> **ENTRIES SHOWN**:
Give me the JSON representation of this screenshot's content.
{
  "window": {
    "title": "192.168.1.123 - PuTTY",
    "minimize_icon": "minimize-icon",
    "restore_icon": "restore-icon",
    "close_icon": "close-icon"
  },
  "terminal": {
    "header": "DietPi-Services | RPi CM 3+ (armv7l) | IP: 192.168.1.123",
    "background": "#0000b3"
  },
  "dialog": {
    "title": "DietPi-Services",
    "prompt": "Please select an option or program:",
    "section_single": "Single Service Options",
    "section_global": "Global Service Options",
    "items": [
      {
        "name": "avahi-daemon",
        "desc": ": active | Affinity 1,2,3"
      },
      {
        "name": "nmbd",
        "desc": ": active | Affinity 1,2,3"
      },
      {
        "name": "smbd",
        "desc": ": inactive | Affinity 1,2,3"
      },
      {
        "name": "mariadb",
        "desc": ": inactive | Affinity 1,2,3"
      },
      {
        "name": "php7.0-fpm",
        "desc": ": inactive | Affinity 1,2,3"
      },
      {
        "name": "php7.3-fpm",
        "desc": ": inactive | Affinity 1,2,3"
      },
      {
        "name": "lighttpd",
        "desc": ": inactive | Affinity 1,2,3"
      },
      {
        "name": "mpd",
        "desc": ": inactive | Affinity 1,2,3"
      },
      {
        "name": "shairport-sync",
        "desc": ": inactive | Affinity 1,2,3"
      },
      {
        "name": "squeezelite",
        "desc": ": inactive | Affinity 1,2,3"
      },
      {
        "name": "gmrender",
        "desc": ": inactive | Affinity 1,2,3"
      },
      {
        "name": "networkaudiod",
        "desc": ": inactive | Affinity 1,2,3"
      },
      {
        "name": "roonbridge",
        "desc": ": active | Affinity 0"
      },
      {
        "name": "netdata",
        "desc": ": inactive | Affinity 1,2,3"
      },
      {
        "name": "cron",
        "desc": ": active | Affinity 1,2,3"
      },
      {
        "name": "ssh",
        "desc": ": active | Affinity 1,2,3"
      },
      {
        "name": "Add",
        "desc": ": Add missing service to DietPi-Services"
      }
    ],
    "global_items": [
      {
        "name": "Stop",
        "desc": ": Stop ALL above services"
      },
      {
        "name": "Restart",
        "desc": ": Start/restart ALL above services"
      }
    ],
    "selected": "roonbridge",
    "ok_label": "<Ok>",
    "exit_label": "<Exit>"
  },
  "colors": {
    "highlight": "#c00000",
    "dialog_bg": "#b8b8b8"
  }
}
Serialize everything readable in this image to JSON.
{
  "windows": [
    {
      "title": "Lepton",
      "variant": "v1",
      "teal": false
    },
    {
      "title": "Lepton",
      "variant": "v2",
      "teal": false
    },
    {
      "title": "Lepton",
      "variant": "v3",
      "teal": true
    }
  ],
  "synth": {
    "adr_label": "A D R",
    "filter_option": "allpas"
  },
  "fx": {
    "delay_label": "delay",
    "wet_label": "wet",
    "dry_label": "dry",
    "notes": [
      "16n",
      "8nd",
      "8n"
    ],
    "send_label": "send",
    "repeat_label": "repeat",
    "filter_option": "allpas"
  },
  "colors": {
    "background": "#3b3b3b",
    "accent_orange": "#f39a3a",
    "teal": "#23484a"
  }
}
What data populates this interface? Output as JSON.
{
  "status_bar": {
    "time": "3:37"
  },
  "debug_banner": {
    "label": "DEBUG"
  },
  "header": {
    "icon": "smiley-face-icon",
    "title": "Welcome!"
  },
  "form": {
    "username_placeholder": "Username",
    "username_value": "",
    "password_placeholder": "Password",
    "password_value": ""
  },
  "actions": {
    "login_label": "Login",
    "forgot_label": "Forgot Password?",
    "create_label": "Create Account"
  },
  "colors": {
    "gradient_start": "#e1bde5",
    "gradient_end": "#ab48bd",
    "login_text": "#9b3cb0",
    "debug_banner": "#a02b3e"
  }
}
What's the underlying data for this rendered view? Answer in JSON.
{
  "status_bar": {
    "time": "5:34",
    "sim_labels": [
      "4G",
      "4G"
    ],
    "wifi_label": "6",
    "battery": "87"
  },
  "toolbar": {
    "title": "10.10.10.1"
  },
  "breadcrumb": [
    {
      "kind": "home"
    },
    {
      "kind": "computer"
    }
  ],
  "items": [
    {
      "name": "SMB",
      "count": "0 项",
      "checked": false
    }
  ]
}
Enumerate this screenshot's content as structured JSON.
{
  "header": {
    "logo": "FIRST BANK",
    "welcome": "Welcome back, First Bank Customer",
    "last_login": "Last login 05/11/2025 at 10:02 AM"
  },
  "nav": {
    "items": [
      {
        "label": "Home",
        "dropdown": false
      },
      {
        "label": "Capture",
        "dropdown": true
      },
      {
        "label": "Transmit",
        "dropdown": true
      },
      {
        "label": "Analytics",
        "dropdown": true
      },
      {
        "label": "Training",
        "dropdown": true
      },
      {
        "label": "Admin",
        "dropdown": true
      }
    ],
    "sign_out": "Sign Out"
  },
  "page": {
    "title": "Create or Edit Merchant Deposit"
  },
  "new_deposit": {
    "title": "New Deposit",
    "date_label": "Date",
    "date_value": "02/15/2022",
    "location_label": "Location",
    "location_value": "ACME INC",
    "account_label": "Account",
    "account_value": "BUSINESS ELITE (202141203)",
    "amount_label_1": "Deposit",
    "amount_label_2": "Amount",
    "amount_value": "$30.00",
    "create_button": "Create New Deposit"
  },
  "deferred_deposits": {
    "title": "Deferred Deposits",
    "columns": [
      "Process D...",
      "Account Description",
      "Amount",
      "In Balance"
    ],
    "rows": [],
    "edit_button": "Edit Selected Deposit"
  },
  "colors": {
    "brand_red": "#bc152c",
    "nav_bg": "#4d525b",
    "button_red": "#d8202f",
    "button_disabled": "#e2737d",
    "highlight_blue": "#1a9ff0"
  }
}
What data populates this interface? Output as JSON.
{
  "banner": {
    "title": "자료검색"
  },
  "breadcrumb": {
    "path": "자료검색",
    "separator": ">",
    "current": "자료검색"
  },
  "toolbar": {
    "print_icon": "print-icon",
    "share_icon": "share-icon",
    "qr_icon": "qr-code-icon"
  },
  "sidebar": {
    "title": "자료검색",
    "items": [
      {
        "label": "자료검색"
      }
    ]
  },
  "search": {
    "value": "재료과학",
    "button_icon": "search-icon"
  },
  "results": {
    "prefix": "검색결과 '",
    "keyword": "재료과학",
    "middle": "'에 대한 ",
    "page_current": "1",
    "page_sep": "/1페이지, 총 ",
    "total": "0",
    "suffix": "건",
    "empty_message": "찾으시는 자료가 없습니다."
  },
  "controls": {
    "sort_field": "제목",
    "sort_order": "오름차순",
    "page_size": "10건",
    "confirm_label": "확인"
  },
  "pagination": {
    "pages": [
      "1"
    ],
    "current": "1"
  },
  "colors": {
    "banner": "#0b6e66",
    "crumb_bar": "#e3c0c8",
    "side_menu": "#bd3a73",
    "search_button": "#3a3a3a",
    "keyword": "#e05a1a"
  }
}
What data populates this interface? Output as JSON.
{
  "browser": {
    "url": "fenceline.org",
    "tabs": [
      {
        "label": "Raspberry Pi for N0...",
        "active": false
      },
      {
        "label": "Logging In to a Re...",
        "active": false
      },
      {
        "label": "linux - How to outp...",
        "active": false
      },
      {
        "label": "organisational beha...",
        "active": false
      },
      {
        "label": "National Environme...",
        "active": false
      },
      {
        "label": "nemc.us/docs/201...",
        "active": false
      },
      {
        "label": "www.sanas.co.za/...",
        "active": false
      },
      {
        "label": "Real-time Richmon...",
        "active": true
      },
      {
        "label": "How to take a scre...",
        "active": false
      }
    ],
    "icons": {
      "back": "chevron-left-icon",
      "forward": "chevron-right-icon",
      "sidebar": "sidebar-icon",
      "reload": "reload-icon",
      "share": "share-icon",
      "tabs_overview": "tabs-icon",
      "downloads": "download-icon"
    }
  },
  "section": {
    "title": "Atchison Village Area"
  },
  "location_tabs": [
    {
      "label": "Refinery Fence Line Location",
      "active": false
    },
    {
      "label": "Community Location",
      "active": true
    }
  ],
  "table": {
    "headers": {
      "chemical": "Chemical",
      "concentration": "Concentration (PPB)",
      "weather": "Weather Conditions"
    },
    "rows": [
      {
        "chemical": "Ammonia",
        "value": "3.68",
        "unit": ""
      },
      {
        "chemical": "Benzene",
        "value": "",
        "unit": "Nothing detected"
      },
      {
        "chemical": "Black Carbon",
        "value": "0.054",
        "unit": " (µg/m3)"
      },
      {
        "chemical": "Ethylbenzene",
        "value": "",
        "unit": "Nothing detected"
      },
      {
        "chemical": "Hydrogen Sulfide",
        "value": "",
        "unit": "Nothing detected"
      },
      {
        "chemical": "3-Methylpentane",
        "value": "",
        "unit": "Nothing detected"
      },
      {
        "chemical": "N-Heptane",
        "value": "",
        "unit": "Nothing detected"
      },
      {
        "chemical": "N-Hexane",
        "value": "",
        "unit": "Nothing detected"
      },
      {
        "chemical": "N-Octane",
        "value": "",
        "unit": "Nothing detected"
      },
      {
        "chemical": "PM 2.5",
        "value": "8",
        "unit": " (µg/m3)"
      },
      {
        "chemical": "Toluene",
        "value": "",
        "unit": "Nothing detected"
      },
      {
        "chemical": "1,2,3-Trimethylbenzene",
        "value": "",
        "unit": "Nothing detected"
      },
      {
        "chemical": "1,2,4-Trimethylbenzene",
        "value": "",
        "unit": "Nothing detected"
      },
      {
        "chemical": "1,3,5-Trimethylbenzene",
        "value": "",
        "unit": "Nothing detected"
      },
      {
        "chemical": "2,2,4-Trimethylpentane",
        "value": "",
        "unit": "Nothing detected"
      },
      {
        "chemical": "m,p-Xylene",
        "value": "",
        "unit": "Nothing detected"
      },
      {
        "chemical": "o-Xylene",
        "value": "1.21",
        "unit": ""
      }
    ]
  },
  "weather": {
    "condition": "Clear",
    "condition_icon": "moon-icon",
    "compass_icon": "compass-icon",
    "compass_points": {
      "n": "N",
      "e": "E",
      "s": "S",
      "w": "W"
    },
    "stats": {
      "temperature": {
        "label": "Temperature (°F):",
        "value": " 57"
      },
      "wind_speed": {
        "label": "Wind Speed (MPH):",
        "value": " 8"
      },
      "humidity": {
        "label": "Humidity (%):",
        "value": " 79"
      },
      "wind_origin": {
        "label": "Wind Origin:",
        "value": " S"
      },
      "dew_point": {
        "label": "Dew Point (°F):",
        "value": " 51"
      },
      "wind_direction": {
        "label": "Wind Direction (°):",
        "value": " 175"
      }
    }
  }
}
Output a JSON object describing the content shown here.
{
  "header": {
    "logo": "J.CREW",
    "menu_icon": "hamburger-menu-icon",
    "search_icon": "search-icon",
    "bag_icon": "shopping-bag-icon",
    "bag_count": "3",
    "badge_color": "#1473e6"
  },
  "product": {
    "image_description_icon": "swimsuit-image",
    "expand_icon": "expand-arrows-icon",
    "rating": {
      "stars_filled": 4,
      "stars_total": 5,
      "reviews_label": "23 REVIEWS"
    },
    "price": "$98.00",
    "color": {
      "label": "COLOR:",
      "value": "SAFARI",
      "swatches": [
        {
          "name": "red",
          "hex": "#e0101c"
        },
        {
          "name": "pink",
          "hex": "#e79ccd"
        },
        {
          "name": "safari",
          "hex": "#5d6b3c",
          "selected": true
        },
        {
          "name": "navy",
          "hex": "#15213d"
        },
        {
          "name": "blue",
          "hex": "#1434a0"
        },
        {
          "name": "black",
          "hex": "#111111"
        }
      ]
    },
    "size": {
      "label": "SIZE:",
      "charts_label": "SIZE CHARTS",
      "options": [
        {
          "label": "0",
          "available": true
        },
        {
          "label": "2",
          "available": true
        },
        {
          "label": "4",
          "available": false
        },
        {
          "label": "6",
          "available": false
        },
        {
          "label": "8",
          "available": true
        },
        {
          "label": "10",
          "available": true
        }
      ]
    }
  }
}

> **WRITTEN INSTRUCTION**:
Tally the lines of the records holding the word "share", then state only the tally.

> **FINISHED EXERCISE**:
2